_Tasks and exercises_.
• a. For each statement below, say yes or no depending on whether it agrees with the passage on debt deleveraging, and quote the exact words of the passage that decide it. (i) About half of the world's countries are currently in a cycle of deleveraging. (ii) Brazil, India, and China are among the countries that are deleveraging. (iii) Greece, Spain and Italy can print money to pay off their debts.
• b. Pick up the passage on debt deleveraging after its final sentence and carry it forward.

Social unrest at a time like this is a "classic" reaction to deleveraging, according to billionaire hedge fund manager Ray Dalio.

 

About one half of the countries in world, including the U.S. and other debtor nations, including Greece, Spain, and Italy, are in a cycle of "deleveraging" right now. The other half, including Brazil, India, and China, conversely, are leveraging up.

 

Dalio describes a debtor nation thusly:

 

They spent years overspending, financed by their government's borrowing

They are in the process of deleveraging debt

 

As a result, they are being forced to lower their debt relative to their income levels, constrain spending levels and make improvements in the job market

 

Some are worse off than others. Greece, Spain and Italy, for example, can’t print money to pay off their debts. To make up for slow credit growth, they will have decade-long depressions and debt defaults.

_Dataset section_.
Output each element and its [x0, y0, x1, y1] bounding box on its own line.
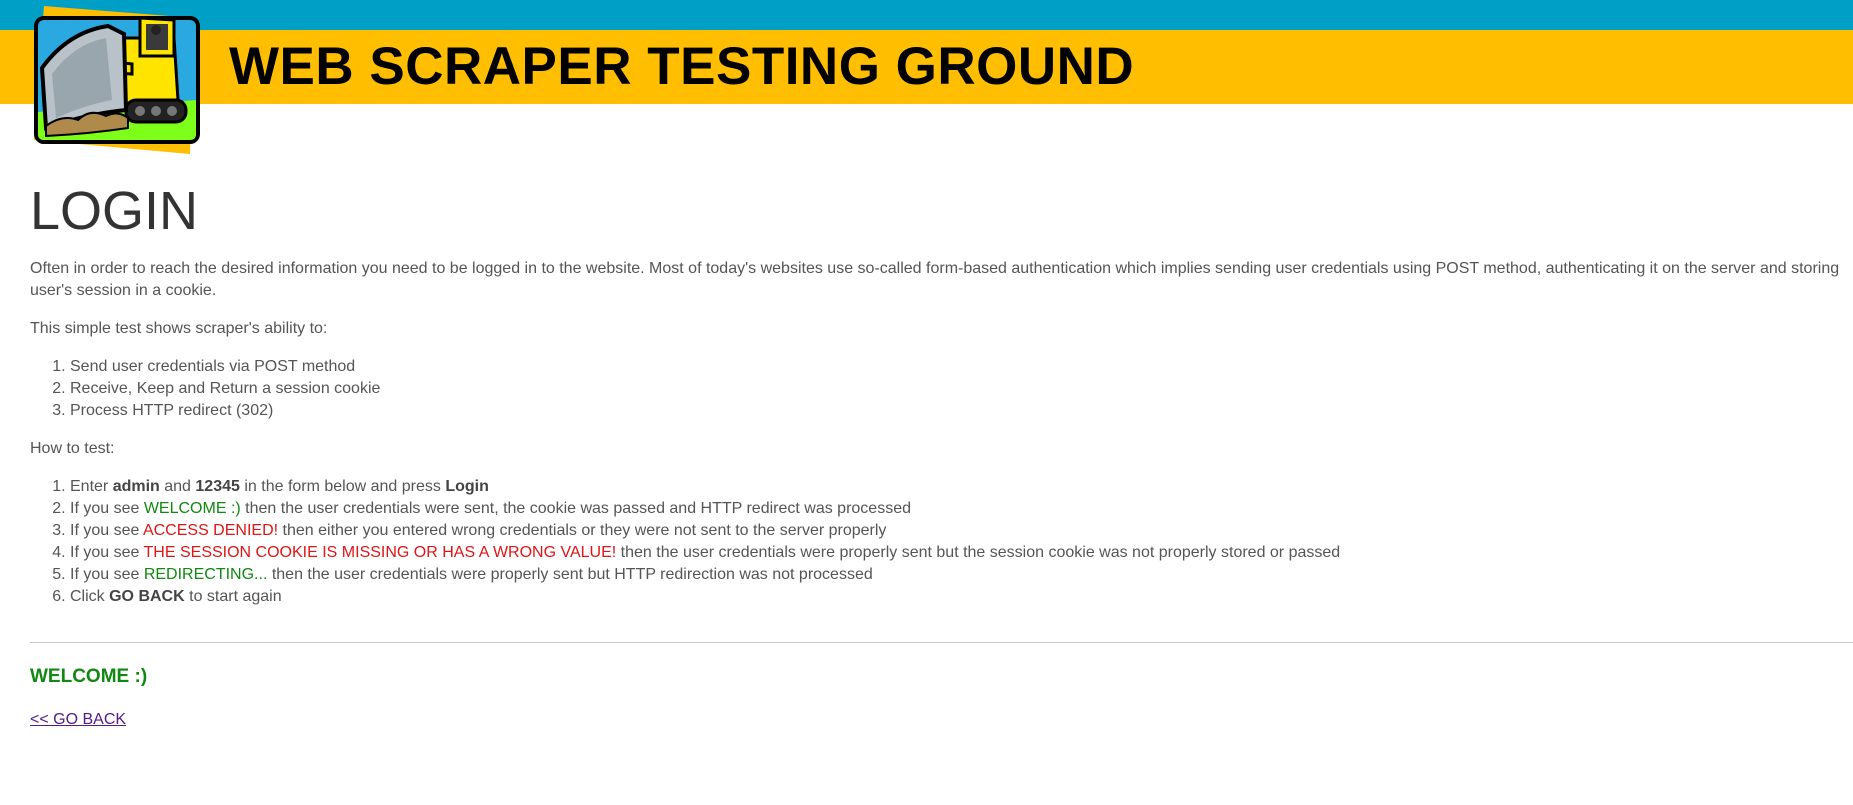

_Outputs by task_.
• a.
(i) Yes: "About one half of the countries in world, including the U.S. and other debtor nations, including Greece, Spain, and Italy, are in a cycle of "deleveraging" right now."
(ii) No: "The other half, including Brazil, India, and China, conversely, are leveraging up."
(iii) No: "Greece, Spain and Italy, for example, can’t print money to pay off their debts."

• b.
The U.S. is trading like a country in decline

 

It's not surprising that a debtor nation like ours is experiencing social unrest, explains Dalio in the Financial Times,

 

Read more: http://articles.businessinsider.com/2011-10-25/wall_street/30319383_1_deleveraging-debtor-ray-dalio#ixzz1cJO7WpaP

 

HOW DOES THE US GET OUT OF A DECLINE ??

 

we might try:

His most fundamental principle;

 

"Truth —more precisely, an accurate understanding of reality— is the essential foundation for producing good outcomes."

 

Truth... is something sadly lacking in Politicians.

They think they cannot get elected if they ask voters to face the harsh facts.

Maybe the opposite is true, and voters will demand a different standard

and insist that politicians face tough issues (as Ron Paul is doing)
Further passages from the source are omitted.